**GOAL**.
Across the material below, how many lines contain the word "into"? Give only the number.

**RECORD SET**.
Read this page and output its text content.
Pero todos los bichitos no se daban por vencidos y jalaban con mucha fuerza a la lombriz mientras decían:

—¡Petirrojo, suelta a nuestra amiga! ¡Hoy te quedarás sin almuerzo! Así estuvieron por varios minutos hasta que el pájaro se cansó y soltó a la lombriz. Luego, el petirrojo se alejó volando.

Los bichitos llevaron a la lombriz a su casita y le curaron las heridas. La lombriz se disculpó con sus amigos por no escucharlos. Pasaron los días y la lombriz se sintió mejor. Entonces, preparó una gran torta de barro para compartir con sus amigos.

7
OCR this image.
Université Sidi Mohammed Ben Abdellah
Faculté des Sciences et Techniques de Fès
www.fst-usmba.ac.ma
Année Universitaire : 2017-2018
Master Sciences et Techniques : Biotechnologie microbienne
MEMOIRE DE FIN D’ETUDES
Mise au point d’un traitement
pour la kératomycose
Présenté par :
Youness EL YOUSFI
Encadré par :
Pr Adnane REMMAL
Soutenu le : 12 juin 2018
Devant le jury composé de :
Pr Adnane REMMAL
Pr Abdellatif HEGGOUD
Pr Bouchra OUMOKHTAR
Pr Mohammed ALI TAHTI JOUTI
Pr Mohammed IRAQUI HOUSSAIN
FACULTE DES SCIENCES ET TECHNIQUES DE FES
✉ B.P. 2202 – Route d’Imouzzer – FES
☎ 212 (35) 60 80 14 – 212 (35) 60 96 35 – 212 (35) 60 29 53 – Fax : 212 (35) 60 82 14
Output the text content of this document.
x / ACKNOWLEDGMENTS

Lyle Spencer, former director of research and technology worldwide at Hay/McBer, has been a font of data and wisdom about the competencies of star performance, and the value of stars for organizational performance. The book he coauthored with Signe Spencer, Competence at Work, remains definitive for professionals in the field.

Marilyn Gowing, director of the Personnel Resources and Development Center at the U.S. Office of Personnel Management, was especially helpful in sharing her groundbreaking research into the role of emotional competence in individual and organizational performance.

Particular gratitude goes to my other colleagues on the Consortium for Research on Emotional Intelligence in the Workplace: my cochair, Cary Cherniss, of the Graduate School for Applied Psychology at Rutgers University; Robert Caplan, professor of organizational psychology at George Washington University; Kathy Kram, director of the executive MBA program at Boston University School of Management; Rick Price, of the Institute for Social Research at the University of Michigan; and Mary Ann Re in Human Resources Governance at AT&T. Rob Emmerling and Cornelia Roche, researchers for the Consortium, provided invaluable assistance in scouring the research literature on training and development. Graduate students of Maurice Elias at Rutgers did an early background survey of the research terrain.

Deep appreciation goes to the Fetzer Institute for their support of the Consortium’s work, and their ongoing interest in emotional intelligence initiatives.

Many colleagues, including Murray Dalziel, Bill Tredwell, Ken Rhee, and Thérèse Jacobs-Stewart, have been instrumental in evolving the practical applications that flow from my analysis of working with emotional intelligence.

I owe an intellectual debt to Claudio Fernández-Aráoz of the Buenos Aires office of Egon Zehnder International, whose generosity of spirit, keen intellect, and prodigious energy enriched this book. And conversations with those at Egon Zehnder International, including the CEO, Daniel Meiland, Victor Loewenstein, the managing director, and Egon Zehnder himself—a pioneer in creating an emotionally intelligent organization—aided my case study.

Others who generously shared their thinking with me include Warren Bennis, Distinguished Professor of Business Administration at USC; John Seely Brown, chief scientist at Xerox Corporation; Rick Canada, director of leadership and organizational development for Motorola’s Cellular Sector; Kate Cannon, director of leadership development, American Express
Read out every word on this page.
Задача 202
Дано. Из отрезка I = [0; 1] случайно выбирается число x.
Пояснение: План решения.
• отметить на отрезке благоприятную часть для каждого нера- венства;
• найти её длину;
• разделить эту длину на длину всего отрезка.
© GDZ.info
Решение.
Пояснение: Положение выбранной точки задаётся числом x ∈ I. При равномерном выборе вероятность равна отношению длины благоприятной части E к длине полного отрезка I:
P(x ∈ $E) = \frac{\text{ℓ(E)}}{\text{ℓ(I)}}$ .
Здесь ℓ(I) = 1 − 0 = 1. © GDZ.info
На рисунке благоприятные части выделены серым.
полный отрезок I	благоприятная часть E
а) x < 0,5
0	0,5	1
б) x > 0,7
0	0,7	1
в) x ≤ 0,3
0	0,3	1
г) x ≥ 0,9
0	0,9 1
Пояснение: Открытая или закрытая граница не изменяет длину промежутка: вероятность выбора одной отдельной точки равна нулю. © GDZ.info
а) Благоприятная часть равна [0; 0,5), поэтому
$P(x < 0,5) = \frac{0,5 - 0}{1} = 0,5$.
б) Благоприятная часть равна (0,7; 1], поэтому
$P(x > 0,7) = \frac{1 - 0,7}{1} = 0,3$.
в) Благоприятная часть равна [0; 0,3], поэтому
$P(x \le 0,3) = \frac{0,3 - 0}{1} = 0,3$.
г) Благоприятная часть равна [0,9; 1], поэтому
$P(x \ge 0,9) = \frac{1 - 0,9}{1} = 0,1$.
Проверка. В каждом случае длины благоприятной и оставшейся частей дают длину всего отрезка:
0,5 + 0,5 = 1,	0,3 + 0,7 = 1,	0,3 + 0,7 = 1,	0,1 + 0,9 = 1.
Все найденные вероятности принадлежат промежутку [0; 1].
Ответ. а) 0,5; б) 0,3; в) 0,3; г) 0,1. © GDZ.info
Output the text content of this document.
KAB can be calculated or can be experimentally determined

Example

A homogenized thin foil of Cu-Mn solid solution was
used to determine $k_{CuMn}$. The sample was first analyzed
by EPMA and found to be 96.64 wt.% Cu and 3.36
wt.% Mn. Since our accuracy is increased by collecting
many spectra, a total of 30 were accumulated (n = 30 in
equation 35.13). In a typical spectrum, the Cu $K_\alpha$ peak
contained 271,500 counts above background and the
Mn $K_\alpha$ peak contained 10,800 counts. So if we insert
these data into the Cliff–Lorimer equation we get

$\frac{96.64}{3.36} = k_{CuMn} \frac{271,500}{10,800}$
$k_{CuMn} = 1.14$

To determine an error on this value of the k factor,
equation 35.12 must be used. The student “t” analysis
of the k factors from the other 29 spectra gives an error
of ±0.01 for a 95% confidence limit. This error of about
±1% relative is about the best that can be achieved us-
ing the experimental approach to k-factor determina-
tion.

**CORRECT RESULT**.
2